◆ Instructions for the task ◆
Please update the entries below by changing "interactable" to "clickable" wherever it occurs, keeping everything else the same. Leave the pictures out of your answer.

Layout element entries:
※
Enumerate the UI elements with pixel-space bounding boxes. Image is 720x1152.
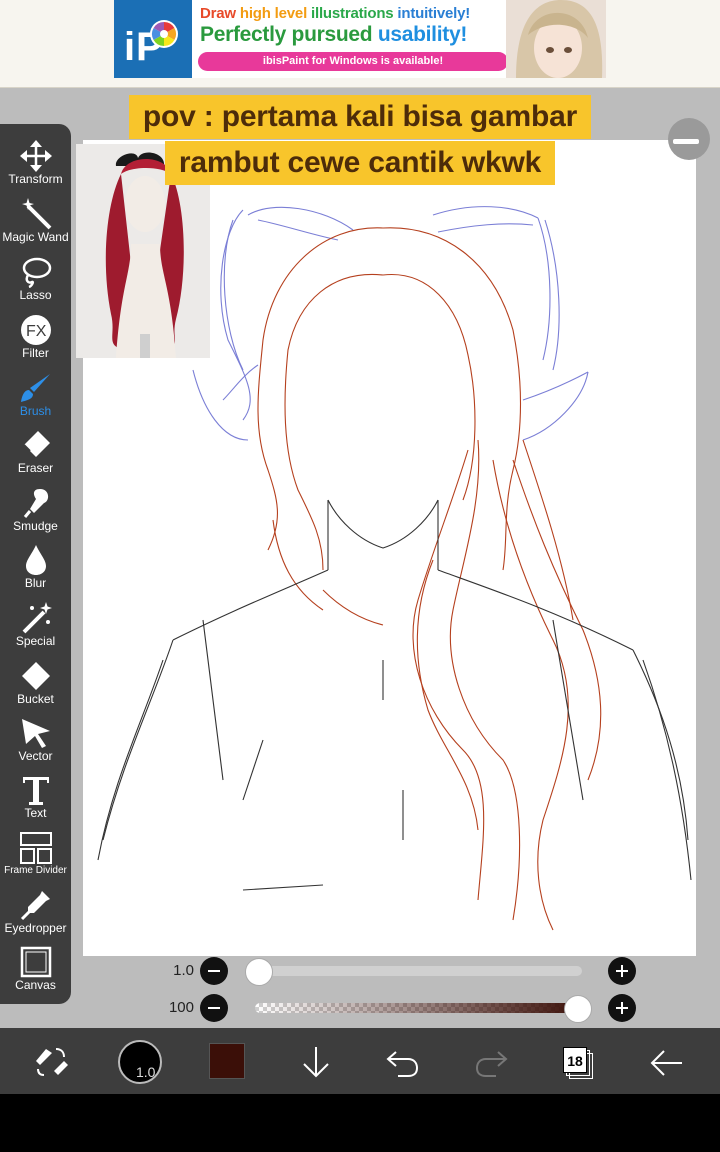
system-nav-area bbox=[0, 1094, 720, 1152]
size-decrease-button[interactable] bbox=[200, 957, 228, 985]
tool-text[interactable]: Text bbox=[0, 770, 71, 827]
tool-smudge[interactable]: Smudge bbox=[0, 483, 71, 540]
swap-brush-eraser-icon bbox=[36, 1048, 68, 1076]
caption-line-2: rambut cewe cantik wkwk bbox=[164, 141, 556, 185]
layer-count-badge: 18 bbox=[563, 1047, 587, 1073]
tool-eyedropper[interactable]: Eyedropper bbox=[0, 885, 71, 942]
caption-overlay: pov : pertama kali bisa gambar rambut ce… bbox=[0, 95, 720, 187]
size-track[interactable] bbox=[255, 966, 582, 976]
eraser-icon bbox=[22, 431, 50, 457]
tool-special[interactable]: Special bbox=[0, 598, 71, 655]
opacity-slider-thumb[interactable] bbox=[564, 995, 592, 1023]
undo-icon bbox=[386, 1051, 419, 1077]
svg-text:i: i bbox=[124, 25, 135, 69]
cursor-icon bbox=[21, 719, 50, 748]
frame-divider-icon bbox=[19, 832, 52, 864]
text-icon bbox=[22, 777, 49, 805]
tool-canvas[interactable]: Canvas bbox=[0, 942, 71, 999]
ad-banner-bar: i P Draw high level illustrations intuit… bbox=[0, 0, 720, 88]
brush-size-value: 1.0 bbox=[173, 962, 194, 979]
opacity-increase-button[interactable] bbox=[608, 994, 636, 1022]
opacity-track[interactable] bbox=[255, 1003, 582, 1013]
tool-frame-divider[interactable]: Frame Divider bbox=[0, 828, 71, 885]
tool-vector[interactable]: Vector bbox=[0, 713, 71, 770]
tool-lasso[interactable]: Lasso bbox=[0, 252, 71, 309]
ibispaint-logo-icon: i P bbox=[114, 0, 192, 78]
opacity-slider-row: 100 bbox=[160, 993, 640, 1023]
tool-brush[interactable]: Brush bbox=[0, 368, 71, 425]
special-icon bbox=[22, 602, 52, 634]
bottom-toolbar: 1.0 bbox=[0, 1028, 720, 1094]
canvas-icon bbox=[20, 946, 51, 978]
lasso-icon bbox=[22, 257, 51, 288]
smudge-icon bbox=[23, 489, 48, 518]
ad-headline-2: Perfectly pursued usability! bbox=[200, 23, 468, 46]
tool-filter[interactable]: FX Filter bbox=[0, 310, 71, 367]
size-increase-button[interactable] bbox=[608, 957, 636, 985]
redo-icon bbox=[475, 1051, 508, 1077]
tool-eraser[interactable]: Eraser bbox=[0, 425, 71, 482]
color-swatch-button[interactable] bbox=[209, 1043, 245, 1079]
opacity-value: 100 bbox=[168, 999, 194, 1016]
ad-pill[interactable]: ibisPaint for Windows is available! bbox=[198, 52, 508, 71]
bucket-icon bbox=[21, 662, 50, 690]
size-slider-thumb[interactable] bbox=[245, 958, 273, 986]
arrow-left-icon bbox=[650, 1050, 682, 1076]
ad-banner[interactable]: i P Draw high level illustrations intuit… bbox=[114, 0, 606, 78]
drop-icon bbox=[25, 545, 46, 575]
brush-size-slider-row: 1.0 bbox=[160, 956, 640, 986]
ad-headline-1: Draw high level illustrations intuitivel… bbox=[200, 5, 471, 22]
move-icon bbox=[19, 140, 52, 172]
ad-character-image bbox=[506, 0, 606, 78]
brush-icon bbox=[20, 374, 50, 402]
brush-size-button[interactable]: 1.0 bbox=[118, 1040, 162, 1084]
magic-wand-icon bbox=[21, 198, 51, 230]
minimize-reference-button[interactable] bbox=[668, 118, 710, 160]
tool-transform[interactable]: Transform bbox=[0, 136, 71, 193]
tool-bucket[interactable]: Bucket bbox=[0, 656, 71, 713]
svg-text:FX: FX bbox=[26, 323, 47, 340]
tool-magic-wand[interactable]: Magic Wand bbox=[0, 194, 71, 251]
eyedropper-icon bbox=[20, 891, 50, 921]
opacity-decrease-button[interactable] bbox=[200, 994, 228, 1022]
caption-line-1: pov : pertama kali bisa gambar bbox=[128, 95, 592, 139]
arrow-down-icon bbox=[303, 1047, 329, 1078]
fx-icon: FX bbox=[20, 315, 51, 345]
tool-blur[interactable]: Blur bbox=[0, 540, 71, 597]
※
◆ Answer for the task ◆
Enumerate the UI elements with pixel-space bounding boxes. Image is 720x1152.
system-nav-area bbox=[0, 1094, 720, 1152]
size-decrease-button[clickable] bbox=[200, 957, 228, 985]
tool-text[clickable]: Text bbox=[0, 770, 71, 827]
tool-smudge[clickable]: Smudge bbox=[0, 483, 71, 540]
swap-brush-eraser-icon bbox=[36, 1048, 68, 1076]
caption-line-2: rambut cewe cantik wkwk bbox=[164, 141, 556, 185]
layer-count-badge: 18 bbox=[563, 1047, 587, 1073]
tool-eyedropper[clickable]: Eyedropper bbox=[0, 885, 71, 942]
caption-overlay: pov : pertama kali bisa gambar rambut ce… bbox=[0, 95, 720, 187]
size-track[clickable] bbox=[255, 966, 582, 976]
eraser-icon bbox=[22, 431, 50, 457]
tool-special[clickable]: Special bbox=[0, 598, 71, 655]
opacity-slider-thumb[clickable] bbox=[564, 995, 592, 1023]
undo-icon bbox=[386, 1051, 419, 1077]
svg-text:i: i bbox=[124, 25, 135, 69]
cursor-icon bbox=[21, 719, 50, 748]
frame-divider-icon bbox=[19, 832, 52, 864]
text-icon bbox=[22, 777, 49, 805]
tool-canvas[clickable]: Canvas bbox=[0, 942, 71, 999]
ad-banner-bar: i P Draw high level illustrations intuit… bbox=[0, 0, 720, 88]
brush-size-value: 1.0 bbox=[173, 962, 194, 979]
opacity-increase-button[clickable] bbox=[608, 994, 636, 1022]
opacity-track[clickable] bbox=[255, 1003, 582, 1013]
tool-frame-divider[clickable]: Frame Divider bbox=[0, 828, 71, 885]
tool-vector[clickable]: Vector bbox=[0, 713, 71, 770]
tool-lasso[clickable]: Lasso bbox=[0, 252, 71, 309]
ibispaint-logo-icon: i P bbox=[114, 0, 192, 78]
opacity-slider-row: 100 bbox=[160, 993, 640, 1023]
tool-brush[clickable]: Brush bbox=[0, 368, 71, 425]
special-icon bbox=[22, 602, 52, 634]
bottom-toolbar: 1.0 bbox=[0, 1028, 720, 1094]
canvas-icon bbox=[20, 946, 51, 978]
lasso-icon bbox=[22, 257, 51, 288]
smudge-icon bbox=[23, 489, 48, 518]
ad-headline-2: Perfectly pursued usability! bbox=[200, 23, 468, 46]
tool-filter[clickable]: FX Filter bbox=[0, 310, 71, 367]
size-increase-button[clickable] bbox=[608, 957, 636, 985]
redo-icon bbox=[475, 1051, 508, 1077]
tool-eraser[clickable]: Eraser bbox=[0, 425, 71, 482]
color-swatch-button[clickable] bbox=[209, 1043, 245, 1079]
opacity-value: 100 bbox=[168, 999, 194, 1016]
ad-pill[clickable]: ibisPaint for Windows is available! bbox=[198, 52, 508, 71]
bucket-icon bbox=[21, 662, 50, 690]
size-slider-thumb[clickable] bbox=[245, 958, 273, 986]
arrow-left-icon bbox=[650, 1050, 682, 1076]
ad-banner[clickable]: i P Draw high level illustrations intuit… bbox=[114, 0, 606, 78]
drop-icon bbox=[25, 545, 46, 575]
brush-size-slider-row: 1.0 bbox=[160, 956, 640, 986]
ad-headline-1: Draw high level illustrations intuitivel… bbox=[200, 5, 471, 22]
move-icon bbox=[19, 140, 52, 172]
ad-character-image bbox=[506, 0, 606, 78]
brush-icon bbox=[20, 374, 50, 402]
brush-size-button[clickable]: 1.0 bbox=[118, 1040, 162, 1084]
magic-wand-icon bbox=[21, 198, 51, 230]
minimize-reference-button[clickable] bbox=[668, 118, 710, 160]
tool-transform[clickable]: Transform bbox=[0, 136, 71, 193]
tool-bucket[clickable]: Bucket bbox=[0, 656, 71, 713]
svg-text:FX: FX bbox=[26, 323, 47, 340]
tool-magic-wand[clickable]: Magic Wand bbox=[0, 194, 71, 251]
eyedropper-icon bbox=[20, 891, 50, 921]
opacity-decrease-button[clickable] bbox=[200, 994, 228, 1022]
caption-line-1: pov : pertama kali bisa gambar bbox=[128, 95, 592, 139]
arrow-down-icon bbox=[303, 1047, 329, 1078]
fx-icon: FX bbox=[20, 315, 51, 345]
tool-blur[clickable]: Blur bbox=[0, 540, 71, 597]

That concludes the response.